-- start Given records --

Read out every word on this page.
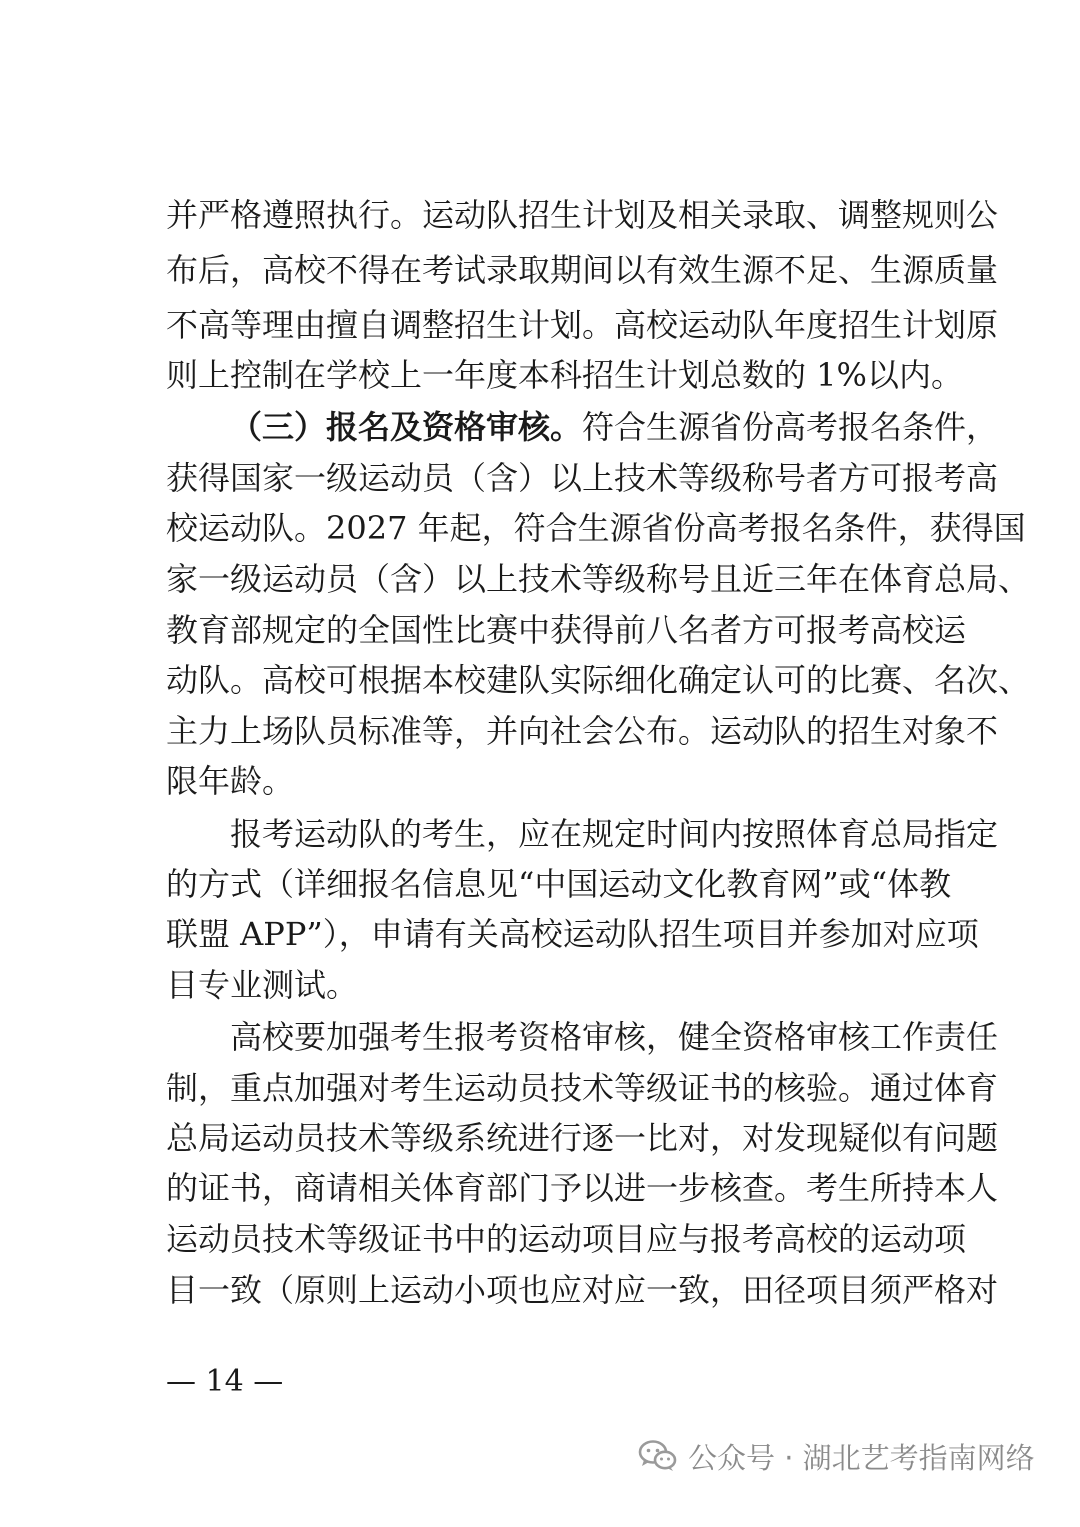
并严格遵照执行。运动队招生计划及相关录取、调整规则公
布后，高校不得在考试录取期间以有效生源不足、生源质量
不高等理由擅自调整招生计划。高校运动队年度招生计划原
则上控制在学校上一年度本科招生计划总数的 1%以内。
（三）报名及资格审核。符合生源省份高考报名条件，
获得国家一级运动员（含）以上技术等级称号者方可报考高
校运动队。2027 年起，符合生源省份高考报名条件，获得国
家一级运动员（含）以上技术等级称号且近三年在体育总局、
教育部规定的全国性比赛中获得前八名者方可报考高校运
动队。高校可根据本校建队实际细化确定认可的比赛、名次、
主力上场队员标准等，并向社会公布。运动队的招生对象不
限年龄。
报考运动队的考生，应在规定时间内按照体育总局指定
的方式（详细报名信息见“中国运动文化教育网”或“体教
联盟 APP”），申请有关高校运动队招生项目并参加对应项
目专业测试。
高校要加强考生报考资格审核，健全资格审核工作责任
制，重点加强对考生运动员技术等级证书的核验。通过体育
总局运动员技术等级系统进行逐一比对，对发现疑似有问题
的证书，商请相关体育部门予以进一步核查。考生所持本人
运动员技术等级证书中的运动项目应与报考高校的运动项
目一致（原则上运动小项也应对应一致，田径项目须严格对
— 14 —
公众号 · 湖北艺考指南网络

-- end Given records --

— Your instructions —
All records must be output exactly as they are, except for the pictures, which are left out.

— The answer —
Read out every word on this page.
并严格遵照执行。运动队招生计划及相关录取、调整规则公
布后，高校不得在考试录取期间以有效生源不足、生源质量
不高等理由擅自调整招生计划。高校运动队年度招生计划原
则上控制在学校上一年度本科招生计划总数的 1%以内。
（三）报名及资格审核。符合生源省份高考报名条件，
获得国家一级运动员（含）以上技术等级称号者方可报考高
校运动队。2027 年起，符合生源省份高考报名条件，获得国
家一级运动员（含）以上技术等级称号且近三年在体育总局、
教育部规定的全国性比赛中获得前八名者方可报考高校运
动队。高校可根据本校建队实际细化确定认可的比赛、名次、
主力上场队员标准等，并向社会公布。运动队的招生对象不
限年龄。
报考运动队的考生，应在规定时间内按照体育总局指定
的方式（详细报名信息见“中国运动文化教育网”或“体教
联盟 APP”），申请有关高校运动队招生项目并参加对应项
目专业测试。
高校要加强考生报考资格审核，健全资格审核工作责任
制，重点加强对考生运动员技术等级证书的核验。通过体育
总局运动员技术等级系统进行逐一比对，对发现疑似有问题
的证书，商请相关体育部门予以进一步核查。考生所持本人
运动员技术等级证书中的运动项目应与报考高校的运动项
目一致（原则上运动小项也应对应一致，田径项目须严格对
— 14 —
公众号 · 湖北艺考指南网络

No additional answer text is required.